• _Exercise instructions_
Find how many lines contain "JSON" and state only that number.

** start Entries provided **

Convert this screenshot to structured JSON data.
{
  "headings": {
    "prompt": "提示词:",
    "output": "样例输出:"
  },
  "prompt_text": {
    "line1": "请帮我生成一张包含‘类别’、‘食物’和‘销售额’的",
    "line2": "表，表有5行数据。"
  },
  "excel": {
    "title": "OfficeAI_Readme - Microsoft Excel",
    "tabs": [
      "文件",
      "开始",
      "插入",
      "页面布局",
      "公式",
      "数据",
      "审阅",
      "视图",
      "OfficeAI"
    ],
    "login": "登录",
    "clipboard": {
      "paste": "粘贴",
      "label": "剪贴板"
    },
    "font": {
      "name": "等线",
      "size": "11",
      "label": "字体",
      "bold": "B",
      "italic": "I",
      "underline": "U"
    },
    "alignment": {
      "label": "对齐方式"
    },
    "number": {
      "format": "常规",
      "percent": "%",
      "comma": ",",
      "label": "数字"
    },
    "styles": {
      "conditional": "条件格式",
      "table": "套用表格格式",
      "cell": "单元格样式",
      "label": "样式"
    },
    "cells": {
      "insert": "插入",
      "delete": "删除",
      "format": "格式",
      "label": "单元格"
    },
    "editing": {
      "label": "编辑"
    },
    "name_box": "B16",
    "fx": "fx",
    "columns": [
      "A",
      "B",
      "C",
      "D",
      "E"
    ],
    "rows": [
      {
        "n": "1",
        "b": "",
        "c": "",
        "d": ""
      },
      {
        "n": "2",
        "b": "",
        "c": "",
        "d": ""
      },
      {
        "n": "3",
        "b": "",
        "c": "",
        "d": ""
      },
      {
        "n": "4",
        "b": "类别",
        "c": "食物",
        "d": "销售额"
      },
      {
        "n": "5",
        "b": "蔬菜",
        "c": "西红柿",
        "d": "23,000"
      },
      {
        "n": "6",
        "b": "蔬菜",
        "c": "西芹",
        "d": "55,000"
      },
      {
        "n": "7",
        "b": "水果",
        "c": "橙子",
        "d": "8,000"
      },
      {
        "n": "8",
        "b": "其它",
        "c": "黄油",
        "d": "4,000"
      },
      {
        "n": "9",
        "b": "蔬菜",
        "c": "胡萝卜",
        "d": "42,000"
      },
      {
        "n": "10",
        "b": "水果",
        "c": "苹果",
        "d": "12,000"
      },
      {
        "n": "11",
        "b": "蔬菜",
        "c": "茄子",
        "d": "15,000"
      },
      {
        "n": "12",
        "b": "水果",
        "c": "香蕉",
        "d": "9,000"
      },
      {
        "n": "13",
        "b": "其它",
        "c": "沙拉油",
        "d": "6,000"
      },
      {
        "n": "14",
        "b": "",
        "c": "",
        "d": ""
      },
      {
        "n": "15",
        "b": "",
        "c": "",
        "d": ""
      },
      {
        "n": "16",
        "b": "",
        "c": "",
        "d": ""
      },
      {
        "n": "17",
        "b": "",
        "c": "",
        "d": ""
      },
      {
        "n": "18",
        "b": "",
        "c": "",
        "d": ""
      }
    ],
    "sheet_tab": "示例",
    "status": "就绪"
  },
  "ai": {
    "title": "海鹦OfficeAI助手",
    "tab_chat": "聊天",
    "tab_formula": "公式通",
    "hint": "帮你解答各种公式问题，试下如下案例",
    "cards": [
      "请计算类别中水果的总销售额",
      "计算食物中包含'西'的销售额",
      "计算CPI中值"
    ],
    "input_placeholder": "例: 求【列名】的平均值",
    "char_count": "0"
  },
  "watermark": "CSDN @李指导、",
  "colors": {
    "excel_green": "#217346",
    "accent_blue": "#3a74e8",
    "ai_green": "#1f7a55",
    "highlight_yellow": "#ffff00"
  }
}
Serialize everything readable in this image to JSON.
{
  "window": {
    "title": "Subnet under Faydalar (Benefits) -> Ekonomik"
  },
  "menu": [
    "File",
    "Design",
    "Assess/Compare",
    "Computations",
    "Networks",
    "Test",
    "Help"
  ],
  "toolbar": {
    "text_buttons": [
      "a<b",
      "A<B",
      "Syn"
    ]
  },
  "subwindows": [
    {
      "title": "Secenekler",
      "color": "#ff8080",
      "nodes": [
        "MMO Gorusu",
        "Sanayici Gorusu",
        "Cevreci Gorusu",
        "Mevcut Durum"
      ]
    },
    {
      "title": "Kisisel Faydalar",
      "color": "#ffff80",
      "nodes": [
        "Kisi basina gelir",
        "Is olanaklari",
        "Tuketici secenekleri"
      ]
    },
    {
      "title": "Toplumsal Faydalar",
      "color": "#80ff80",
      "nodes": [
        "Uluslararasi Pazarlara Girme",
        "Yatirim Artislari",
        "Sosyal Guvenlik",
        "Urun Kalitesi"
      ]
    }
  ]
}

** end Entries provided **

• _Result for this exercise_
2